STATED GOAL> Repeat every record below exactly as it appears.
◇ ◇ ◇ ◇ ◇
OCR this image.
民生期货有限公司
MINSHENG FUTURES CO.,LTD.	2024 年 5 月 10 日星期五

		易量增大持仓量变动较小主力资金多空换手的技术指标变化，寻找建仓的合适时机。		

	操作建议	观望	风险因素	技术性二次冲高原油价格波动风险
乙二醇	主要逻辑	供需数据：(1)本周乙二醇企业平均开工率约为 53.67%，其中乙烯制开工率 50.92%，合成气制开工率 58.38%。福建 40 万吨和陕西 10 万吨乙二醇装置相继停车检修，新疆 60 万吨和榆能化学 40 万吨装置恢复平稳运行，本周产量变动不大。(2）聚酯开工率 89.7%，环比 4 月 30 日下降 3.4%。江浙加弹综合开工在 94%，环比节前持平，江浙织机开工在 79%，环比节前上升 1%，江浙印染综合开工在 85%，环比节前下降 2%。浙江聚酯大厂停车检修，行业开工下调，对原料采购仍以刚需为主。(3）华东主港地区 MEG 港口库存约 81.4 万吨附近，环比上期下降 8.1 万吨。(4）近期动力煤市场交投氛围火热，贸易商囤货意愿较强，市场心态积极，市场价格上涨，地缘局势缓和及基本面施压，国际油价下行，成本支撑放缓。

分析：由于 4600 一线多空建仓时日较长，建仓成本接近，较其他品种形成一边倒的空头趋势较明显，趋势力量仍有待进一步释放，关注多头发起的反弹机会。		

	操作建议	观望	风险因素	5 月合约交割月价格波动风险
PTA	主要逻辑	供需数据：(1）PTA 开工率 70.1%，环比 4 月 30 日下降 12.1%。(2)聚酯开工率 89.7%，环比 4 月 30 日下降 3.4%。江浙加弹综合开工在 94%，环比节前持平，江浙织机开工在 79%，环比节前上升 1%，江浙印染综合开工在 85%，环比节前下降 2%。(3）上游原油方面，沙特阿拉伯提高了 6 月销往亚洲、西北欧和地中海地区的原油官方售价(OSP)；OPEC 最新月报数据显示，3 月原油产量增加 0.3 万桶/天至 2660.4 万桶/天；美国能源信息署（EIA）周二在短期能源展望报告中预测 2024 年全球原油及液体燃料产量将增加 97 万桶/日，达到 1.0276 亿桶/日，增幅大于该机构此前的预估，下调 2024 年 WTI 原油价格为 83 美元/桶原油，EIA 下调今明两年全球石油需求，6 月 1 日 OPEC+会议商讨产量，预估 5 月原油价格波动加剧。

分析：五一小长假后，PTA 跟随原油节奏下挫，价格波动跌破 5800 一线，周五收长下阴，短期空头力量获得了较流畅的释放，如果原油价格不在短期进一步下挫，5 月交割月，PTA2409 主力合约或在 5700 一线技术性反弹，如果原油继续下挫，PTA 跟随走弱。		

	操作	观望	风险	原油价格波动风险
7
◇ ◇ ◇ ◇ ◇
EXERCISE OUTPUT>
OCR this image.
民生期货有限公司
MINSHENG FUTURES CO.,LTD.	2024 年 5 月 10 日星期五

		易量增大持仓量变动较小主力资金多空换手的技术指标变化，寻找建仓的合适时机。		

	操作建议	观望	风险因素	技术性二次冲高原油价格波动风险
乙二醇	主要逻辑	供需数据：(1)本周乙二醇企业平均开工率约为 53.67%，其中乙烯制开工率 50.92%，合成气制开工率 58.38%。福建 40 万吨和陕西 10 万吨乙二醇装置相继停车检修，新疆 60 万吨和榆能化学 40 万吨装置恢复平稳运行，本周产量变动不大。(2）聚酯开工率 89.7%，环比 4 月 30 日下降 3.4%。江浙加弹综合开工在 94%，环比节前持平，江浙织机开工在 79%，环比节前上升 1%，江浙印染综合开工在 85%，环比节前下降 2%。浙江聚酯大厂停车检修，行业开工下调，对原料采购仍以刚需为主。(3）华东主港地区 MEG 港口库存约 81.4 万吨附近，环比上期下降 8.1 万吨。(4）近期动力煤市场交投氛围火热，贸易商囤货意愿较强，市场心态积极，市场价格上涨，地缘局势缓和及基本面施压，国际油价下行，成本支撑放缓。

分析：由于 4600 一线多空建仓时日较长，建仓成本接近，较其他品种形成一边倒的空头趋势较明显，趋势力量仍有待进一步释放，关注多头发起的反弹机会。		

	操作建议	观望	风险因素	5 月合约交割月价格波动风险
PTA	主要逻辑	供需数据：(1）PTA 开工率 70.1%，环比 4 月 30 日下降 12.1%。(2)聚酯开工率 89.7%，环比 4 月 30 日下降 3.4%。江浙加弹综合开工在 94%，环比节前持平，江浙织机开工在 79%，环比节前上升 1%，江浙印染综合开工在 85%，环比节前下降 2%。(3）上游原油方面，沙特阿拉伯提高了 6 月销往亚洲、西北欧和地中海地区的原油官方售价(OSP)；OPEC 最新月报数据显示，3 月原油产量增加 0.3 万桶/天至 2660.4 万桶/天；美国能源信息署（EIA）周二在短期能源展望报告中预测 2024 年全球原油及液体燃料产量将增加 97 万桶/日，达到 1.0276 亿桶/日，增幅大于该机构此前的预估，下调 2024 年 WTI 原油价格为 83 美元/桶原油，EIA 下调今明两年全球石油需求，6 月 1 日 OPEC+会议商讨产量，预估 5 月原油价格波动加剧。

分析：五一小长假后，PTA 跟随原油节奏下挫，价格波动跌破 5800 一线，周五收长下阴，短期空头力量获得了较流畅的释放，如果原油价格不在短期进一步下挫，5 月交割月，PTA2409 主力合约或在 5700 一线技术性反弹，如果原油继续下挫，PTA 跟随走弱。		

	操作	观望	风险	原油价格波动风险
7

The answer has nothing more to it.